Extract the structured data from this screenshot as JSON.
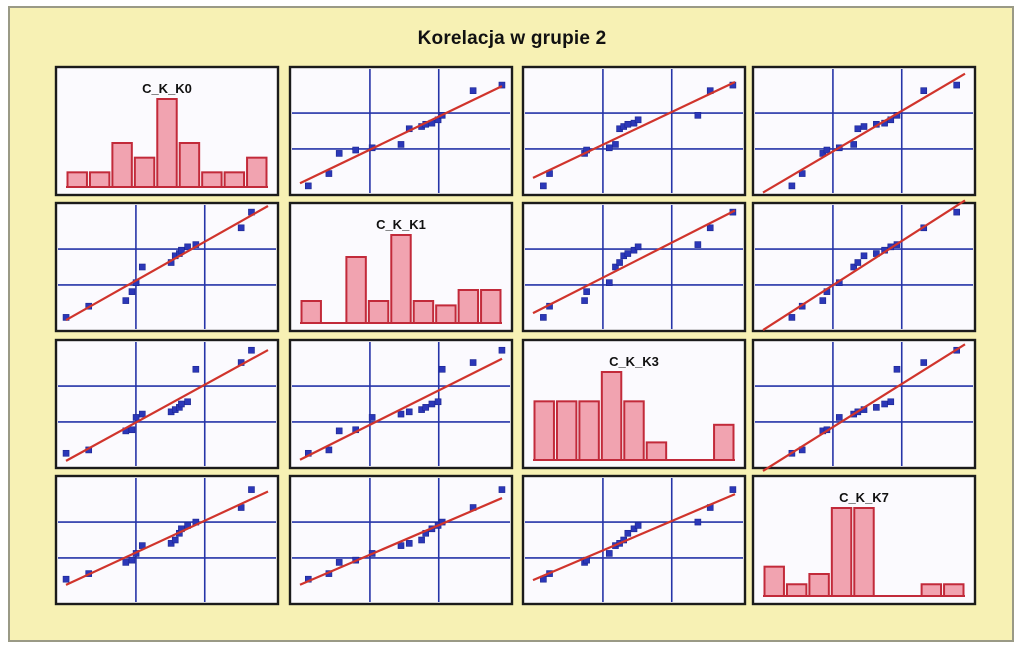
{
  "title": "Korelacja w grupie 2",
  "colors": {
    "background": "#f7f1b4",
    "grid": "#2634a8",
    "points": "#2b37b8",
    "fit_line": "#d0342c",
    "hist_bar": "#f1a3b0"
  },
  "chart_data": {
    "type": "scatter",
    "title": "Korelacja w grupie 2",
    "variables": [
      "C_K_K0",
      "C_K_K1",
      "C_K_K3",
      "C_K_K7"
    ],
    "grid": true,
    "histograms": [
      {
        "variable": "C_K_K0",
        "counts": [
          1,
          1,
          3,
          2,
          6,
          3,
          1,
          1,
          2
        ]
      },
      {
        "variable": "C_K_K1",
        "counts": [
          1,
          0,
          3,
          1,
          4,
          1,
          0.8,
          1.5,
          1.5
        ]
      },
      {
        "variable": "C_K_K3",
        "counts": [
          2,
          2,
          2,
          3,
          2,
          0.6,
          0,
          0,
          1.2
        ]
      },
      {
        "variable": "C_K_K7",
        "counts": [
          2,
          0.8,
          1.5,
          6,
          6,
          0,
          0,
          0.8,
          0.8
        ]
      }
    ],
    "scatter_values": {
      "C_K_K0": [
        0.01,
        0.12,
        0.3,
        0.33,
        0.35,
        0.38,
        0.52,
        0.54,
        0.56,
        0.57,
        0.6,
        0.64,
        0.86,
        0.91
      ],
      "C_K_K1": [
        0.05,
        0.15,
        0.2,
        0.28,
        0.36,
        0.5,
        0.54,
        0.6,
        0.62,
        0.65,
        0.68,
        0.7,
        0.85,
        0.99
      ],
      "C_K_K3": [
        0.06,
        0.09,
        0.26,
        0.27,
        0.38,
        0.41,
        0.43,
        0.45,
        0.47,
        0.5,
        0.52,
        0.81,
        0.87,
        0.98
      ],
      "C_K_K7": [
        0.15,
        0.2,
        0.3,
        0.32,
        0.38,
        0.45,
        0.47,
        0.5,
        0.56,
        0.6,
        0.63,
        0.66,
        0.79,
        0.95
      ]
    }
  }
}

■ **EXERCISE DETAILS**:
Copy each line above precisely, dropping the pictures.

■ **RESPONSE TO THIS TASK**:
Extract the structured data from this screenshot as JSON.
{
  "title": "Korelacja w grupie 2",
  "colors": {
    "background": "#f7f1b4",
    "grid": "#2634a8",
    "points": "#2b37b8",
    "fit_line": "#d0342c",
    "hist_bar": "#f1a3b0"
  },
  "chart_data": {
    "type": "scatter",
    "title": "Korelacja w grupie 2",
    "variables": [
      "C_K_K0",
      "C_K_K1",
      "C_K_K3",
      "C_K_K7"
    ],
    "grid": true,
    "histograms": [
      {
        "variable": "C_K_K0",
        "counts": [
          1,
          1,
          3,
          2,
          6,
          3,
          1,
          1,
          2
        ]
      },
      {
        "variable": "C_K_K1",
        "counts": [
          1,
          0,
          3,
          1,
          4,
          1,
          0.8,
          1.5,
          1.5
        ]
      },
      {
        "variable": "C_K_K3",
        "counts": [
          2,
          2,
          2,
          3,
          2,
          0.6,
          0,
          0,
          1.2
        ]
      },
      {
        "variable": "C_K_K7",
        "counts": [
          2,
          0.8,
          1.5,
          6,
          6,
          0,
          0,
          0.8,
          0.8
        ]
      }
    ],
    "scatter_values": {
      "C_K_K0": [
        0.01,
        0.12,
        0.3,
        0.33,
        0.35,
        0.38,
        0.52,
        0.54,
        0.56,
        0.57,
        0.6,
        0.64,
        0.86,
        0.91
      ],
      "C_K_K1": [
        0.05,
        0.15,
        0.2,
        0.28,
        0.36,
        0.5,
        0.54,
        0.6,
        0.62,
        0.65,
        0.68,
        0.7,
        0.85,
        0.99
      ],
      "C_K_K3": [
        0.06,
        0.09,
        0.26,
        0.27,
        0.38,
        0.41,
        0.43,
        0.45,
        0.47,
        0.5,
        0.52,
        0.81,
        0.87,
        0.98
      ],
      "C_K_K7": [
        0.15,
        0.2,
        0.3,
        0.32,
        0.38,
        0.45,
        0.47,
        0.5,
        0.56,
        0.6,
        0.63,
        0.66,
        0.79,
        0.95
      ]
    }
  }
}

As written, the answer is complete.